[Dataset items]
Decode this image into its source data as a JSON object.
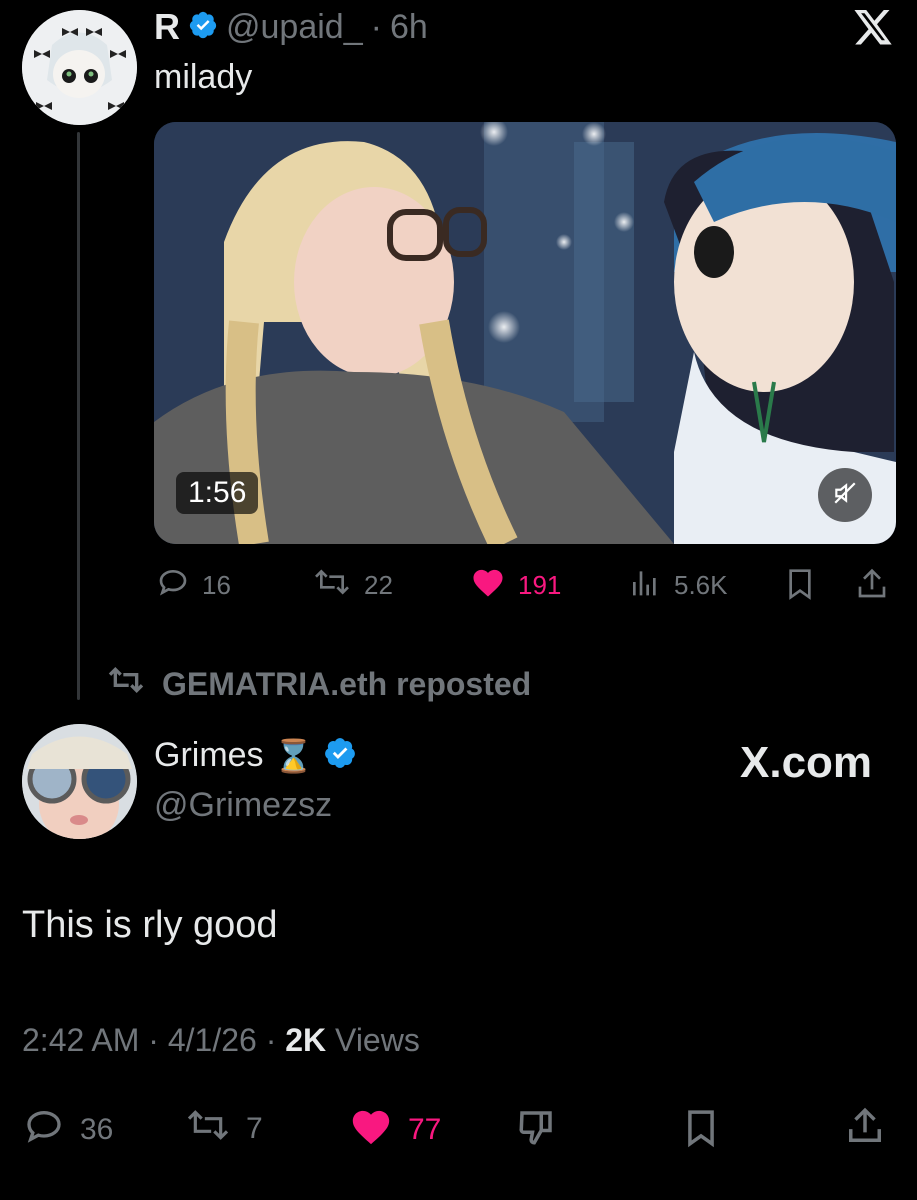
{
  "post1": {
    "name": "R",
    "handle": "@upaid_",
    "separator": "·",
    "time": "6h",
    "text": "milady",
    "video_duration": "1:56",
    "actions": {
      "replies": "16",
      "reposts": "22",
      "likes": "191",
      "views": "5.6K"
    }
  },
  "repost_banner": {
    "text": "GEMATRIA.eth reposted"
  },
  "post2": {
    "name": "Grimes",
    "emoji": "⌛",
    "handle": "@Grimezsz",
    "site_label": "X.com",
    "text": "This is rly good",
    "time": "2:42 AM",
    "date": "4/1/26",
    "views_count": "2K",
    "views_label": "Views",
    "actions": {
      "replies": "36",
      "reposts": "7",
      "likes": "77"
    }
  },
  "colors": {
    "background": "#000000",
    "primary_text": "#e7e9ea",
    "secondary_text": "#71767b",
    "like_pink": "#f91880",
    "verified_blue": "#1d9bf0"
  },
  "icons": [
    "x-logo-icon",
    "verified-badge-icon",
    "reply-icon",
    "repost-icon",
    "heart-icon",
    "views-icon",
    "bookmark-icon",
    "share-icon",
    "mute-icon",
    "dislike-icon",
    "hourglass-icon"
  ]
}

## SET TASK
Every entry must be transcribed exactly. Pictures do not belong in the copy.

## RESULT
Decode this image into its source data as a JSON object.
{
  "post1": {
    "name": "R",
    "handle": "@upaid_",
    "separator": "·",
    "time": "6h",
    "text": "milady",
    "video_duration": "1:56",
    "actions": {
      "replies": "16",
      "reposts": "22",
      "likes": "191",
      "views": "5.6K"
    }
  },
  "repost_banner": {
    "text": "GEMATRIA.eth reposted"
  },
  "post2": {
    "name": "Grimes",
    "emoji": "⌛",
    "handle": "@Grimezsz",
    "site_label": "X.com",
    "text": "This is rly good",
    "time": "2:42 AM",
    "date": "4/1/26",
    "views_count": "2K",
    "views_label": "Views",
    "actions": {
      "replies": "36",
      "reposts": "7",
      "likes": "77"
    }
  },
  "colors": {
    "background": "#000000",
    "primary_text": "#e7e9ea",
    "secondary_text": "#71767b",
    "like_pink": "#f91880",
    "verified_blue": "#1d9bf0"
  },
  "icons": [
    "x-logo-icon",
    "verified-badge-icon",
    "reply-icon",
    "repost-icon",
    "heart-icon",
    "views-icon",
    "bookmark-icon",
    "share-icon",
    "mute-icon",
    "dislike-icon",
    "hourglass-icon"
  ]
}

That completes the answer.